What needs to be done =>
Leave out the pictures and reproduce all of the data exactly.

Items from a dataset:
* Start *
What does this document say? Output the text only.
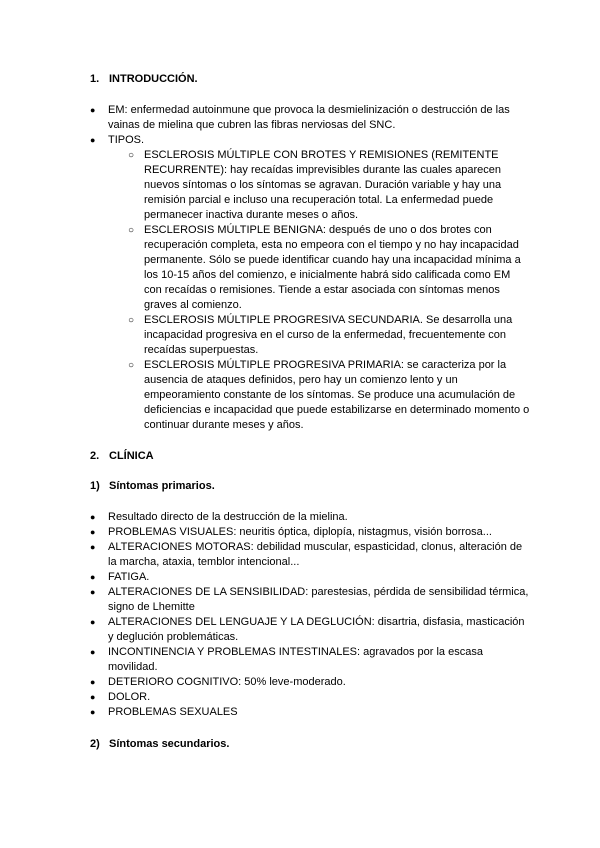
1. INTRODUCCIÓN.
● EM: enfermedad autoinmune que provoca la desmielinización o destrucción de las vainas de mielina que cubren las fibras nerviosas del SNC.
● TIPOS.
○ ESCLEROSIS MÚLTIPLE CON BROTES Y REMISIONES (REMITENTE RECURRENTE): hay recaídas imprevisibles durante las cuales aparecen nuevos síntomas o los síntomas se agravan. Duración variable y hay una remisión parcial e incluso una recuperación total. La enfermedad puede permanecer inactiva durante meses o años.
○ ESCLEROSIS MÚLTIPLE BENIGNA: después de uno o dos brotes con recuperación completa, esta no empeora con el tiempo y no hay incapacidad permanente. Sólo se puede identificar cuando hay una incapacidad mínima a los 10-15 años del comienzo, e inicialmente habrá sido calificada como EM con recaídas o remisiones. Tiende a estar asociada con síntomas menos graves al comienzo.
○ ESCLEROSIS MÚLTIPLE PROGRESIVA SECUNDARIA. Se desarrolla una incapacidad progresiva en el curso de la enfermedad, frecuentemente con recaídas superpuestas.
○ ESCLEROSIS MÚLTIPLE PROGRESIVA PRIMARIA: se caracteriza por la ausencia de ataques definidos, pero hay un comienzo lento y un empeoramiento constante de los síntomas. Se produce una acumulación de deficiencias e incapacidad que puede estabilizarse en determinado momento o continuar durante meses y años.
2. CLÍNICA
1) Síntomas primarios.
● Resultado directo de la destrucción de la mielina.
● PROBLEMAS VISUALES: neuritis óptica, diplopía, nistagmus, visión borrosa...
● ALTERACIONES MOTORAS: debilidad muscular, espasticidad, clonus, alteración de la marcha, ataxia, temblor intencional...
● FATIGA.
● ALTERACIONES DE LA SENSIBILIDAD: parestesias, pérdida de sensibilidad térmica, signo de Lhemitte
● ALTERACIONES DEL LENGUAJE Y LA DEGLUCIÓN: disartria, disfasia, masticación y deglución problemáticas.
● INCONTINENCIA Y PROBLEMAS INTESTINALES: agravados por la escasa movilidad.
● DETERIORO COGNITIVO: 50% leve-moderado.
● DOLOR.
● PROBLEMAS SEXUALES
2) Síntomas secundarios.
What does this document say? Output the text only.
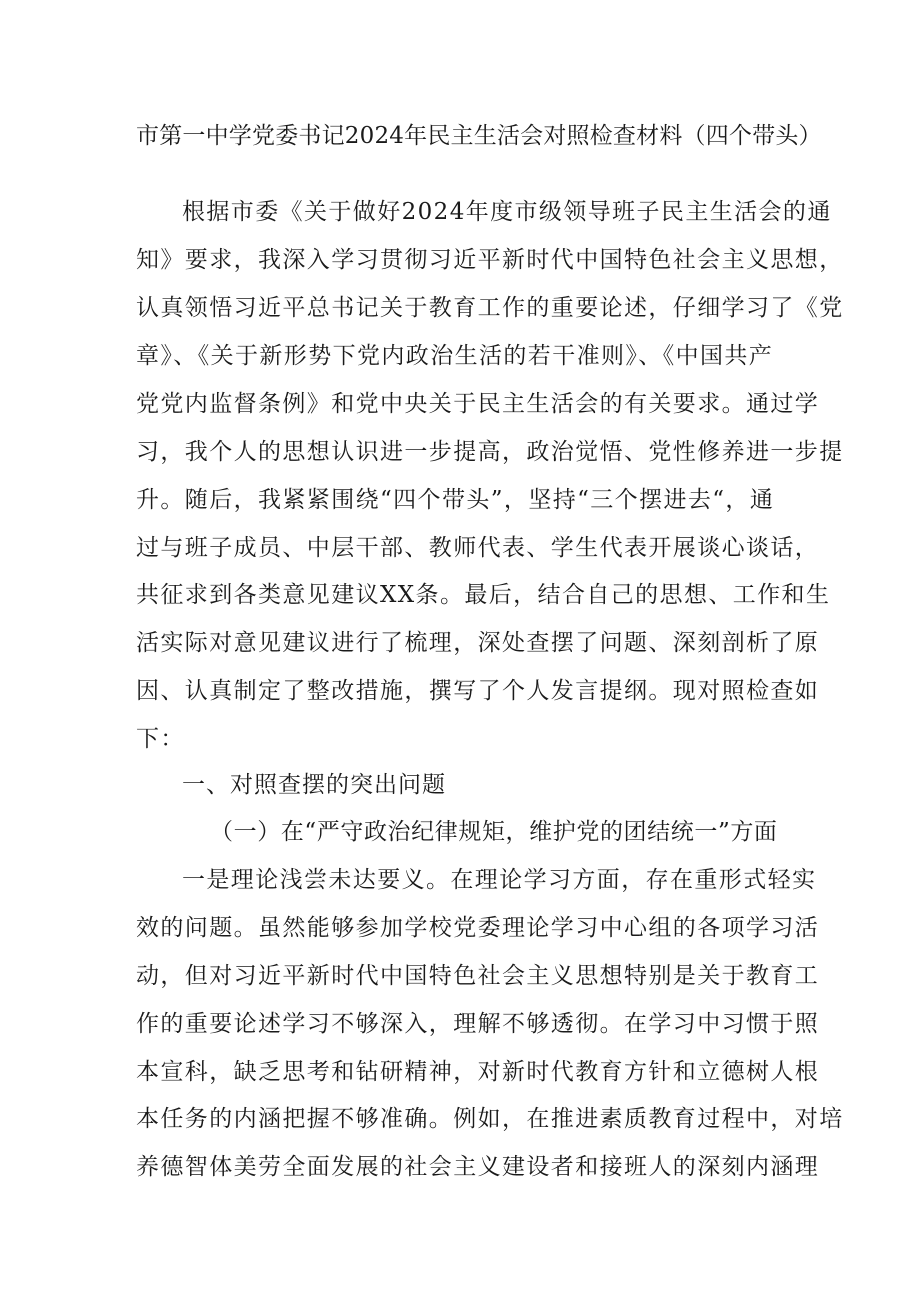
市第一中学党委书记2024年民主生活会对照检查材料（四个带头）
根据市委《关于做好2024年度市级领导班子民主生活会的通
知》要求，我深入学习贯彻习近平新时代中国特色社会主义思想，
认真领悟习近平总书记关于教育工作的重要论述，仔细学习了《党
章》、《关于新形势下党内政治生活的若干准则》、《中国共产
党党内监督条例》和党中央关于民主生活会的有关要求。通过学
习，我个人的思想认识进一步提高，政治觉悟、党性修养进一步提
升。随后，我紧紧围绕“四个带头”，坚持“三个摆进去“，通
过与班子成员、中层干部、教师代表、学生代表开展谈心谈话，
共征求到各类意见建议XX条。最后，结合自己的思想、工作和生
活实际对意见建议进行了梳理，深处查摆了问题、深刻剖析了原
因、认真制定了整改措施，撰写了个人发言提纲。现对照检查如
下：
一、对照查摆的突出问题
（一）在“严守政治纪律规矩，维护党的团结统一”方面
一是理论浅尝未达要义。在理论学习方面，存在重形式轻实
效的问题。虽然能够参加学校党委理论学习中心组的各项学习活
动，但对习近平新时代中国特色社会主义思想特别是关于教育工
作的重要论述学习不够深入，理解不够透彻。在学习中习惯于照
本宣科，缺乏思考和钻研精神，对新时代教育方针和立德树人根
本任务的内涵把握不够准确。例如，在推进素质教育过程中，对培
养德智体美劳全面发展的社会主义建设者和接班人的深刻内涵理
* End *
Correct response =>
What does this document say? Output the text only.
1. INTRODUCCIÓN.
● EM: enfermedad autoinmune que provoca la desmielinización o destrucción de las vainas de mielina que cubren las fibras nerviosas del SNC.
● TIPOS.
○ ESCLEROSIS MÚLTIPLE CON BROTES Y REMISIONES (REMITENTE RECURRENTE): hay recaídas imprevisibles durante las cuales aparecen nuevos síntomas o los síntomas se agravan. Duración variable y hay una remisión parcial e incluso una recuperación total. La enfermedad puede permanecer inactiva durante meses o años.
○ ESCLEROSIS MÚLTIPLE BENIGNA: después de uno o dos brotes con recuperación completa, esta no empeora con el tiempo y no hay incapacidad permanente. Sólo se puede identificar cuando hay una incapacidad mínima a los 10-15 años del comienzo, e inicialmente habrá sido calificada como EM con recaídas o remisiones. Tiende a estar asociada con síntomas menos graves al comienzo.
○ ESCLEROSIS MÚLTIPLE PROGRESIVA SECUNDARIA. Se desarrolla una incapacidad progresiva en el curso de la enfermedad, frecuentemente con recaídas superpuestas.
○ ESCLEROSIS MÚLTIPLE PROGRESIVA PRIMARIA: se caracteriza por la ausencia de ataques definidos, pero hay un comienzo lento y un empeoramiento constante de los síntomas. Se produce una acumulación de deficiencias e incapacidad que puede estabilizarse en determinado momento o continuar durante meses y años.
2. CLÍNICA
1) Síntomas primarios.
● Resultado directo de la destrucción de la mielina.
● PROBLEMAS VISUALES: neuritis óptica, diplopía, nistagmus, visión borrosa...
● ALTERACIONES MOTORAS: debilidad muscular, espasticidad, clonus, alteración de la marcha, ataxia, temblor intencional...
● FATIGA.
● ALTERACIONES DE LA SENSIBILIDAD: parestesias, pérdida de sensibilidad térmica, signo de Lhemitte
● ALTERACIONES DEL LENGUAJE Y LA DEGLUCIÓN: disartria, disfasia, masticación y deglución problemáticas.
● INCONTINENCIA Y PROBLEMAS INTESTINALES: agravados por la escasa movilidad.
● DETERIORO COGNITIVO: 50% leve-moderado.
● DOLOR.
● PROBLEMAS SEXUALES
2) Síntomas secundarios.
What does this document say? Output the text only.
市第一中学党委书记2024年民主生活会对照检查材料（四个带头）
根据市委《关于做好2024年度市级领导班子民主生活会的通
知》要求，我深入学习贯彻习近平新时代中国特色社会主义思想，
认真领悟习近平总书记关于教育工作的重要论述，仔细学习了《党
章》、《关于新形势下党内政治生活的若干准则》、《中国共产
党党内监督条例》和党中央关于民主生活会的有关要求。通过学
习，我个人的思想认识进一步提高，政治觉悟、党性修养进一步提
升。随后，我紧紧围绕“四个带头”，坚持“三个摆进去“，通
过与班子成员、中层干部、教师代表、学生代表开展谈心谈话，
共征求到各类意见建议XX条。最后，结合自己的思想、工作和生
活实际对意见建议进行了梳理，深处查摆了问题、深刻剖析了原
因、认真制定了整改措施，撰写了个人发言提纲。现对照检查如
下：
一、对照查摆的突出问题
（一）在“严守政治纪律规矩，维护党的团结统一”方面
一是理论浅尝未达要义。在理论学习方面，存在重形式轻实
效的问题。虽然能够参加学校党委理论学习中心组的各项学习活
动，但对习近平新时代中国特色社会主义思想特别是关于教育工
作的重要论述学习不够深入，理解不够透彻。在学习中习惯于照
本宣科，缺乏思考和钻研精神，对新时代教育方针和立德树人根
本任务的内涵把握不够准确。例如，在推进素质教育过程中，对培
养德智体美劳全面发展的社会主义建设者和接班人的深刻内涵理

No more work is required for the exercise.